Each line of the material below that holds the word "date" needs to be copied.

Dataset records
* * * *
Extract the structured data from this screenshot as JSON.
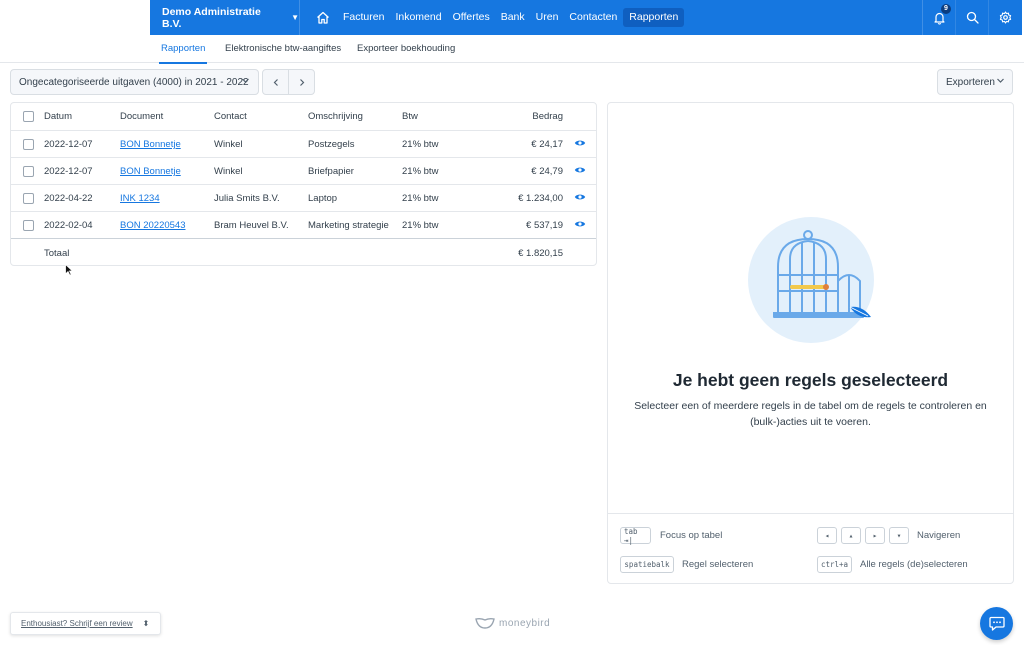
{
  "nav": {
    "company": "Demo Administratie B.V.",
    "links": [
      "Facturen",
      "Inkomend",
      "Offertes",
      "Bank",
      "Uren",
      "Contacten",
      "Rapporten"
    ],
    "active_link": "Rapporten",
    "notification_count": "9",
    "icons": [
      "home-icon",
      "bell-icon",
      "search-icon",
      "gear-icon"
    ]
  },
  "subtabs": {
    "items": [
      "Rapporten",
      "Elektronische btw-aangiftes",
      "Exporteer boekhouding"
    ],
    "active": "Rapporten"
  },
  "toolbar": {
    "select_value": "Ongecategoriseerde uitgaven (4000) in 2021 - 2022",
    "export_label": "Exporteren"
  },
  "table": {
    "headers": [
      "Datum",
      "Document",
      "Contact",
      "Omschrijving",
      "Btw",
      "Bedrag"
    ],
    "rows": [
      {
        "date": "2022-12-07",
        "document": "BON Bonnetje",
        "contact": "Winkel",
        "description": "Postzegels",
        "btw": "21% btw",
        "amount": "€ 24,17"
      },
      {
        "date": "2022-12-07",
        "document": "BON Bonnetje",
        "contact": "Winkel",
        "description": "Briefpapier",
        "btw": "21% btw",
        "amount": "€ 24,79"
      },
      {
        "date": "2022-04-22",
        "document": "INK 1234",
        "contact": "Julia Smits B.V.",
        "description": "Laptop",
        "btw": "21% btw",
        "amount": "€ 1.234,00"
      },
      {
        "date": "2022-02-04",
        "document": "BON 20220543",
        "contact": "Bram Heuvel B.V.",
        "description": "Marketing strategie",
        "btw": "21% btw",
        "amount": "€ 537,19"
      }
    ],
    "total_label": "Totaal",
    "total_amount": "€ 1.820,15"
  },
  "empty_state": {
    "title": "Je hebt geen regels geselecteerd",
    "description": "Selecteer een of meerdere regels in de tabel om de regels te controleren en (bulk-)acties uit te voeren."
  },
  "shortcuts": {
    "focus_key": "tab ⇥|",
    "focus_label": "Focus op tabel",
    "nav_keys": [
      "◂",
      "▴",
      "▸",
      "▾"
    ],
    "nav_label": "Navigeren",
    "select_key": "spatiebalk",
    "select_label": "Regel selecteren",
    "all_key": "ctrl+a",
    "all_label": "Alle regels (de)selecteren"
  },
  "footer": {
    "review_text": "Enthousiast? Schrijf een review",
    "logo_text": "moneybird"
  },
  "colors": {
    "brand": "#1677e0",
    "brand_dark": "#0f5fc0",
    "border": "#e4e7eb",
    "illustration_bg": "#e3f0fb"
  }
}
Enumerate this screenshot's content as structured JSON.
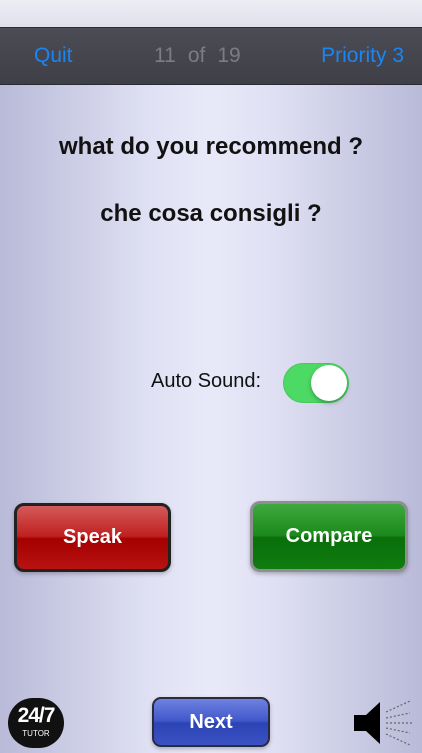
{
  "navbar": {
    "quit_label": "Quit",
    "counter_current": "11",
    "counter_of": "of",
    "counter_total": "19",
    "priority_label": "Priority 3"
  },
  "card": {
    "english": "what do you recommend ?",
    "italian": "che cosa consigli ?"
  },
  "auto_sound": {
    "label": "Auto Sound:",
    "enabled": true
  },
  "buttons": {
    "speak": "Speak",
    "compare": "Compare",
    "next": "Next"
  },
  "logo": {
    "title": "24/7",
    "subtitle": "TUTOR"
  },
  "icons": {
    "speaker": "speaker-icon"
  },
  "colors": {
    "accent_blue": "#1a86f2",
    "toggle_green": "#4cd964",
    "speak_red": "#c02020",
    "compare_green": "#1b8a1b",
    "next_blue": "#4057c9"
  }
}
* * * *
> **ANSWER TO THIS PROBLEM**:
        "date": "2022-12-07",
        "date": "2022-12-07",
        "date": "2022-04-22",
        "date": "2022-02-04",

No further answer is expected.